** begin Recorded data **

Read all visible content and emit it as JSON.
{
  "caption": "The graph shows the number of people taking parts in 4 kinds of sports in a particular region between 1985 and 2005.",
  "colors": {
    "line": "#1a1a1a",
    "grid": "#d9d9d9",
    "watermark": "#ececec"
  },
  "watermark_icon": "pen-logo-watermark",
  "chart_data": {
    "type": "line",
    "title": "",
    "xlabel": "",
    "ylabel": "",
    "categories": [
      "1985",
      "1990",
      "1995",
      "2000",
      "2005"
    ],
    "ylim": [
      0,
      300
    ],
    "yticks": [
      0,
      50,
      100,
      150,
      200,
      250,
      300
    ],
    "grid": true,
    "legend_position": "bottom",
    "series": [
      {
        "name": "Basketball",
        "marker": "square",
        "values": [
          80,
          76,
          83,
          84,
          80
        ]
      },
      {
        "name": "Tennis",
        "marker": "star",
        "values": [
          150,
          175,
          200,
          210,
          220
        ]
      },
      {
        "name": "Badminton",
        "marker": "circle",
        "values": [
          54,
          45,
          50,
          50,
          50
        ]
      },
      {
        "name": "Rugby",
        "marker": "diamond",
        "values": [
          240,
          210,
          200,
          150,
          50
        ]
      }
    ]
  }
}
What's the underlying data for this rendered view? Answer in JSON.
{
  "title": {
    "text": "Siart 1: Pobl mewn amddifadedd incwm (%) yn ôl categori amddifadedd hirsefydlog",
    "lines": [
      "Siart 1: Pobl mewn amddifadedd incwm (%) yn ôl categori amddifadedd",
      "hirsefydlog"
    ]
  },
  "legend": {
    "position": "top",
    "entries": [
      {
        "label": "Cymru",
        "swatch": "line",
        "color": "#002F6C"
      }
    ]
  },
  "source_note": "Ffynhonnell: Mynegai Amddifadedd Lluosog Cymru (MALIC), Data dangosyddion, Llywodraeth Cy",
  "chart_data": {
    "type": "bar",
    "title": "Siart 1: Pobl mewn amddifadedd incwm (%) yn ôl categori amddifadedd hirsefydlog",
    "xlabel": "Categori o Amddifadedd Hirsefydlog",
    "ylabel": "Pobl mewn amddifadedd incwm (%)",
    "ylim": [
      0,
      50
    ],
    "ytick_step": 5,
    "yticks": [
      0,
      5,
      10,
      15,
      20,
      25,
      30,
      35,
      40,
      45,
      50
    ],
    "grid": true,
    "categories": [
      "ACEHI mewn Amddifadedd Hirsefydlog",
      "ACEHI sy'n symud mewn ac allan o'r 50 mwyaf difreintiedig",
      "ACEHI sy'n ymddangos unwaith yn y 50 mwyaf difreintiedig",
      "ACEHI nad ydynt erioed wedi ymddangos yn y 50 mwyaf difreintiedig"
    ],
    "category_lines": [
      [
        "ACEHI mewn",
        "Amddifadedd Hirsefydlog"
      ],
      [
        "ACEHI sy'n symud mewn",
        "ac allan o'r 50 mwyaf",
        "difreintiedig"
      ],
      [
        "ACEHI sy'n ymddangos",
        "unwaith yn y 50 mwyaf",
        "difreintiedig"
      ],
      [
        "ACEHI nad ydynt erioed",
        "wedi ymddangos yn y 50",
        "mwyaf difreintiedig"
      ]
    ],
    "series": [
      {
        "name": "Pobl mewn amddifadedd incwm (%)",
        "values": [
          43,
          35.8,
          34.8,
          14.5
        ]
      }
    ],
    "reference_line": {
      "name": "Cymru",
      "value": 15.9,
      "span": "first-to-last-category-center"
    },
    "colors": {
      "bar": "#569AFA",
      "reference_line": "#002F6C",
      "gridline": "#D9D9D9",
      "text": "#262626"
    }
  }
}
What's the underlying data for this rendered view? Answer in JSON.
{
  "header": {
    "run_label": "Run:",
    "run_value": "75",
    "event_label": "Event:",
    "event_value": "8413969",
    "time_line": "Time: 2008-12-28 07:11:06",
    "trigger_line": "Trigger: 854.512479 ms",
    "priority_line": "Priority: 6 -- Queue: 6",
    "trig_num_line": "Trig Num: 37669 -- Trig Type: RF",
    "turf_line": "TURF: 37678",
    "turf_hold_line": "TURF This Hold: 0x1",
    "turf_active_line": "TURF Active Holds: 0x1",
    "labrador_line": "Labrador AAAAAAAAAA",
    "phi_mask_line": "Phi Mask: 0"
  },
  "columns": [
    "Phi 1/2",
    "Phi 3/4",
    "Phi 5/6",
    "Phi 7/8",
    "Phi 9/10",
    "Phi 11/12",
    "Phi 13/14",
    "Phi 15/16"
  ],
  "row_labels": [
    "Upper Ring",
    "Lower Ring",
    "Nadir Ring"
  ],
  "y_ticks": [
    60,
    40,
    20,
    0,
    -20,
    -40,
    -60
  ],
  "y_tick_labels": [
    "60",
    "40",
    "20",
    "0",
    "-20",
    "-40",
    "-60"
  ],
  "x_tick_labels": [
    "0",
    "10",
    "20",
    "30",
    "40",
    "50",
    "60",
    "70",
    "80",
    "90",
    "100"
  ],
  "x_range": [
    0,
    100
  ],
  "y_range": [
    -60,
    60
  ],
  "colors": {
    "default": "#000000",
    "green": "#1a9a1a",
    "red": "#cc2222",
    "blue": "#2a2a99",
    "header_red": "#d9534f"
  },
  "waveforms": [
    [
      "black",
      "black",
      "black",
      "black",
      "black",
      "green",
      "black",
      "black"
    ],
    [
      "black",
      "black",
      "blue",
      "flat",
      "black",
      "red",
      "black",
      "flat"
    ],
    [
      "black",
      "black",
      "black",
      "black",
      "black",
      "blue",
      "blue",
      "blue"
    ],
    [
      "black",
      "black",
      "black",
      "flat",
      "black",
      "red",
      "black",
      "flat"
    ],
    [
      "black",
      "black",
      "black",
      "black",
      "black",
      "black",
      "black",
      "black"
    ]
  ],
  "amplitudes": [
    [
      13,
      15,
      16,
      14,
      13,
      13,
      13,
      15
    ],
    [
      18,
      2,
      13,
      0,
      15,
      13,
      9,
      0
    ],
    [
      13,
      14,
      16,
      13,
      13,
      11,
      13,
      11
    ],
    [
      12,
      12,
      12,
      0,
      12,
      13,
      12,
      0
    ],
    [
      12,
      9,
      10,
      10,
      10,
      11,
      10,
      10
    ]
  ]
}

** end Recorded data **

Print back all the lines verbatim.

Read all visible content and emit it as JSON.
{
  "caption": "The graph shows the number of people taking parts in 4 kinds of sports in a particular region between 1985 and 2005.",
  "colors": {
    "line": "#1a1a1a",
    "grid": "#d9d9d9",
    "watermark": "#ececec"
  },
  "watermark_icon": "pen-logo-watermark",
  "chart_data": {
    "type": "line",
    "title": "",
    "xlabel": "",
    "ylabel": "",
    "categories": [
      "1985",
      "1990",
      "1995",
      "2000",
      "2005"
    ],
    "ylim": [
      0,
      300
    ],
    "yticks": [
      0,
      50,
      100,
      150,
      200,
      250,
      300
    ],
    "grid": true,
    "legend_position": "bottom",
    "series": [
      {
        "name": "Basketball",
        "marker": "square",
        "values": [
          80,
          76,
          83,
          84,
          80
        ]
      },
      {
        "name": "Tennis",
        "marker": "star",
        "values": [
          150,
          175,
          200,
          210,
          220
        ]
      },
      {
        "name": "Badminton",
        "marker": "circle",
        "values": [
          54,
          45,
          50,
          50,
          50
        ]
      },
      {
        "name": "Rugby",
        "marker": "diamond",
        "values": [
          240,
          210,
          200,
          150,
          50
        ]
      }
    ]
  }
}
What's the underlying data for this rendered view? Answer in JSON.
{
  "title": {
    "text": "Siart 1: Pobl mewn amddifadedd incwm (%) yn ôl categori amddifadedd hirsefydlog",
    "lines": [
      "Siart 1: Pobl mewn amddifadedd incwm (%) yn ôl categori amddifadedd",
      "hirsefydlog"
    ]
  },
  "legend": {
    "position": "top",
    "entries": [
      {
        "label": "Cymru",
        "swatch": "line",
        "color": "#002F6C"
      }
    ]
  },
  "source_note": "Ffynhonnell: Mynegai Amddifadedd Lluosog Cymru (MALIC), Data dangosyddion, Llywodraeth Cy",
  "chart_data": {
    "type": "bar",
    "title": "Siart 1: Pobl mewn amddifadedd incwm (%) yn ôl categori amddifadedd hirsefydlog",
    "xlabel": "Categori o Amddifadedd Hirsefydlog",
    "ylabel": "Pobl mewn amddifadedd incwm (%)",
    "ylim": [
      0,
      50
    ],
    "ytick_step": 5,
    "yticks": [
      0,
      5,
      10,
      15,
      20,
      25,
      30,
      35,
      40,
      45,
      50
    ],
    "grid": true,
    "categories": [
      "ACEHI mewn Amddifadedd Hirsefydlog",
      "ACEHI sy'n symud mewn ac allan o'r 50 mwyaf difreintiedig",
      "ACEHI sy'n ymddangos unwaith yn y 50 mwyaf difreintiedig",
      "ACEHI nad ydynt erioed wedi ymddangos yn y 50 mwyaf difreintiedig"
    ],
    "category_lines": [
      [
        "ACEHI mewn",
        "Amddifadedd Hirsefydlog"
      ],
      [
        "ACEHI sy'n symud mewn",
        "ac allan o'r 50 mwyaf",
        "difreintiedig"
      ],
      [
        "ACEHI sy'n ymddangos",
        "unwaith yn y 50 mwyaf",
        "difreintiedig"
      ],
      [
        "ACEHI nad ydynt erioed",
        "wedi ymddangos yn y 50",
        "mwyaf difreintiedig"
      ]
    ],
    "series": [
      {
        "name": "Pobl mewn amddifadedd incwm (%)",
        "values": [
          43,
          35.8,
          34.8,
          14.5
        ]
      }
    ],
    "reference_line": {
      "name": "Cymru",
      "value": 15.9,
      "span": "first-to-last-category-center"
    },
    "colors": {
      "bar": "#569AFA",
      "reference_line": "#002F6C",
      "gridline": "#D9D9D9",
      "text": "#262626"
    }
  }
}
What's the underlying data for this rendered view? Answer in JSON.
{
  "header": {
    "run_label": "Run:",
    "run_value": "75",
    "event_label": "Event:",
    "event_value": "8413969",
    "time_line": "Time: 2008-12-28 07:11:06",
    "trigger_line": "Trigger: 854.512479 ms",
    "priority_line": "Priority: 6 -- Queue: 6",
    "trig_num_line": "Trig Num: 37669 -- Trig Type: RF",
    "turf_line": "TURF: 37678",
    "turf_hold_line": "TURF This Hold: 0x1",
    "turf_active_line": "TURF Active Holds: 0x1",
    "labrador_line": "Labrador AAAAAAAAAA",
    "phi_mask_line": "Phi Mask: 0"
  },
  "columns": [
    "Phi 1/2",
    "Phi 3/4",
    "Phi 5/6",
    "Phi 7/8",
    "Phi 9/10",
    "Phi 11/12",
    "Phi 13/14",
    "Phi 15/16"
  ],
  "row_labels": [
    "Upper Ring",
    "Lower Ring",
    "Nadir Ring"
  ],
  "y_ticks": [
    60,
    40,
    20,
    0,
    -20,
    -40,
    -60
  ],
  "y_tick_labels": [
    "60",
    "40",
    "20",
    "0",
    "-20",
    "-40",
    "-60"
  ],
  "x_tick_labels": [
    "0",
    "10",
    "20",
    "30",
    "40",
    "50",
    "60",
    "70",
    "80",
    "90",
    "100"
  ],
  "x_range": [
    0,
    100
  ],
  "y_range": [
    -60,
    60
  ],
  "colors": {
    "default": "#000000",
    "green": "#1a9a1a",
    "red": "#cc2222",
    "blue": "#2a2a99",
    "header_red": "#d9534f"
  },
  "waveforms": [
    [
      "black",
      "black",
      "black",
      "black",
      "black",
      "green",
      "black",
      "black"
    ],
    [
      "black",
      "black",
      "blue",
      "flat",
      "black",
      "red",
      "black",
      "flat"
    ],
    [
      "black",
      "black",
      "black",
      "black",
      "black",
      "blue",
      "blue",
      "blue"
    ],
    [
      "black",
      "black",
      "black",
      "flat",
      "black",
      "red",
      "black",
      "flat"
    ],
    [
      "black",
      "black",
      "black",
      "black",
      "black",
      "black",
      "black",
      "black"
    ]
  ],
  "amplitudes": [
    [
      13,
      15,
      16,
      14,
      13,
      13,
      13,
      15
    ],
    [
      18,
      2,
      13,
      0,
      15,
      13,
      9,
      0
    ],
    [
      13,
      14,
      16,
      13,
      13,
      11,
      13,
      11
    ],
    [
      12,
      12,
      12,
      0,
      12,
      13,
      12,
      0
    ],
    [
      12,
      9,
      10,
      10,
      10,
      11,
      10,
      10
    ]
  ]
}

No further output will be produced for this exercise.